*READING PASSAGE:*
>>

Legal Literacy - This article explains about Nominee Arrangement in Cooperative Asset Ownership

Cooperative Business Entity

A cooperative is a form of legal entity as its existence is recognized through Law No. 25/1992 concerning Cooperatives as last amended by Law No. 6/2023 concerning the Stipulation of PERPPU No. 2 of 2022 concerning Job Creation into Law (Cooperative Law). In business activities, the Cooperative business entity is often underestimated by business actors. This is because business actors are more inclined to choose the Limited Liability Company (PT) business entity over Cooperatives.

One of the consequences of recognizing a Cooperative as a legal entity is that it has its own assets (wealth) which means that these assets are separate from the assets of the founders or administrators or members. In line with the statement made by the author, juridically this is in accordance with the formulation of Article 1 number 26 of the Regulation of the Minister of Cooperatives and Small and Medium Enterprises No. 8 of 2023 concerning Savings and Loans by Cooperatives (PMKUKM No. 8/2023) which states that, “assets is property which owned and managed Cooperative to carry out business operations in the form of current and/or fixed assets."

<<

*CHALLENGES:*
1 > Which law was the last to amend the cooperative law, according to the article on cooperative asset ownership?
2 > Pick up the article on cooperative asset ownership after its last sentence and continue it.
The entries that follow are separate material, unrelated to the text on cooperative asset ownership.

*DATA LISTING:*
>>

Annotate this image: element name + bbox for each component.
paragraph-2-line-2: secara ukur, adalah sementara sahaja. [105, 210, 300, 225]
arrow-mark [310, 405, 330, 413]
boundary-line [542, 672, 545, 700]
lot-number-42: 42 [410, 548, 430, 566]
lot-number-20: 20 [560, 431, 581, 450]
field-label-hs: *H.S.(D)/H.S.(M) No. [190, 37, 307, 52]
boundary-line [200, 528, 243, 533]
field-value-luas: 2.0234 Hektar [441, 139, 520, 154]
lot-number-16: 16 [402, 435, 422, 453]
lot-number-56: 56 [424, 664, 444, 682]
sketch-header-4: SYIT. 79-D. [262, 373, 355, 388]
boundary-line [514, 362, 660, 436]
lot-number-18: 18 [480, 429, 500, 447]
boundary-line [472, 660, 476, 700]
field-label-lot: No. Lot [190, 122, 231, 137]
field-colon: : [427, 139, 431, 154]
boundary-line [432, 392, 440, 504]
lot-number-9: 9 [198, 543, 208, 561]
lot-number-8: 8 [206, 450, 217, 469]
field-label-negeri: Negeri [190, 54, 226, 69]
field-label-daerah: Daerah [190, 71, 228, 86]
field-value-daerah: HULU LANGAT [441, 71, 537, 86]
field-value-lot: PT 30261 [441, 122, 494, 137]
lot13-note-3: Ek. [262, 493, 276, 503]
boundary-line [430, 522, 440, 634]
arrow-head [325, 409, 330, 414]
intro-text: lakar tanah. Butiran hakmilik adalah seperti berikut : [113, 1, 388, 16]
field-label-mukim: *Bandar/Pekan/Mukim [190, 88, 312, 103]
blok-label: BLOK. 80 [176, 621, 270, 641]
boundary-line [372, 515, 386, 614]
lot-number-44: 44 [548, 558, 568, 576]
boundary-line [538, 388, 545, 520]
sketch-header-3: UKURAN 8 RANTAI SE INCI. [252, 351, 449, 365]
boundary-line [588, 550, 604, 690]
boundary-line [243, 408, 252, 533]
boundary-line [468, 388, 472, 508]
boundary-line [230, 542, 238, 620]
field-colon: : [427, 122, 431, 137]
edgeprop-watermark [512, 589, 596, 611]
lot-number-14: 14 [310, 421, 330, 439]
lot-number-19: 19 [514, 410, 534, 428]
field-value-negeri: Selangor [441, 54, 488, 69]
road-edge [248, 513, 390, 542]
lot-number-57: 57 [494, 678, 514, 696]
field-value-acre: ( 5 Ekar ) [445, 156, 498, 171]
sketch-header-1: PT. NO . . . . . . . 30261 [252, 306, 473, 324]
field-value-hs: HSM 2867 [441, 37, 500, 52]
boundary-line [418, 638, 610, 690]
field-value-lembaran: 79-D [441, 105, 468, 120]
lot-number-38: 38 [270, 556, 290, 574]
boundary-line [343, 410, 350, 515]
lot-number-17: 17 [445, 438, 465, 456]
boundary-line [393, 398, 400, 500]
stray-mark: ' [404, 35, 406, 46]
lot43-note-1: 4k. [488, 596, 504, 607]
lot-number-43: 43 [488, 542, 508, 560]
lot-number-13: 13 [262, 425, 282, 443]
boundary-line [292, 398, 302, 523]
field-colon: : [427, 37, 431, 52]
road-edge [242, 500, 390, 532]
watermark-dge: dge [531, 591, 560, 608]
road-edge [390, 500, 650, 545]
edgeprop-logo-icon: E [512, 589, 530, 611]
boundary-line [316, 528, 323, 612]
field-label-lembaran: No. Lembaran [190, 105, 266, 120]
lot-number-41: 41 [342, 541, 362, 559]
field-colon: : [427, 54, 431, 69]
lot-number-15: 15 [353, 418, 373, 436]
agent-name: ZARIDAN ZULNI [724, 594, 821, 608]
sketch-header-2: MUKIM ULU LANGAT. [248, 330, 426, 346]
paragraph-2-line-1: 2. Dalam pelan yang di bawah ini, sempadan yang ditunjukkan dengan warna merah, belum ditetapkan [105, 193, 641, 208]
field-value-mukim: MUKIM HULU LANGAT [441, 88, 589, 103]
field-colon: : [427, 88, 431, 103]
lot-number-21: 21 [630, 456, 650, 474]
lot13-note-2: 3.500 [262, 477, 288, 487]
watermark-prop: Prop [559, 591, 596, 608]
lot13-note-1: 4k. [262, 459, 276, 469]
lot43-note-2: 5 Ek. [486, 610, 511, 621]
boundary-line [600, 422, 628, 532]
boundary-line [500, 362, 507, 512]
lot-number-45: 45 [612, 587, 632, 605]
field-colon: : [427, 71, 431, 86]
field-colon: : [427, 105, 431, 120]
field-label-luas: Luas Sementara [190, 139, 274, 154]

<<

*TASK-BY-TASK OUTPUTS:*
1 > Law No. 6/2023 concerning the Stipulation of PERPPU No. 2 of 2022 concerning Job Creation into Law.

2 >
The phrase “fixed assets” in Article a quo is interpreted to mean that fixed assets are also defined as assets in the form of immovable property that, according to their nature and form, do not change. One example of immovable property is land. The consideration is that this is in accordance with the basic rules applicable in the Roman legal system, which has established land as immovable property (Herlien Budiono, 2016: 228).

Based on the provisions of Article 22 paragraph (7) letter a of PMKUKM No. 8/2023 jo. SE Deputy for Cooperatives No. 06/2022 concerning the Obligation to Record Cooperative Assets has imposed an obligation on Cooperatives to record assets owned by the Cooperative in the name of the Cooperative legal entity. Judging from the nature of the norm, the rule on the obligation to record Cooperative assets is categorized as an imperative regulation (dwingend recht).

The nature of the norm contained in Article 22 paragraph (7) letter a of PMKUKM a quo is in line with the character dwingend recht in Book II on Property Law in the BW, which is closed. This means that the provisions regarding the obligation to record Cooperative assets must not be deviated from and/or violated. In addition, Article 109 of the PMKUKM a quo regulates that if a Cooperative violates the provisions a quo Administrative Sanctions shall be imposed.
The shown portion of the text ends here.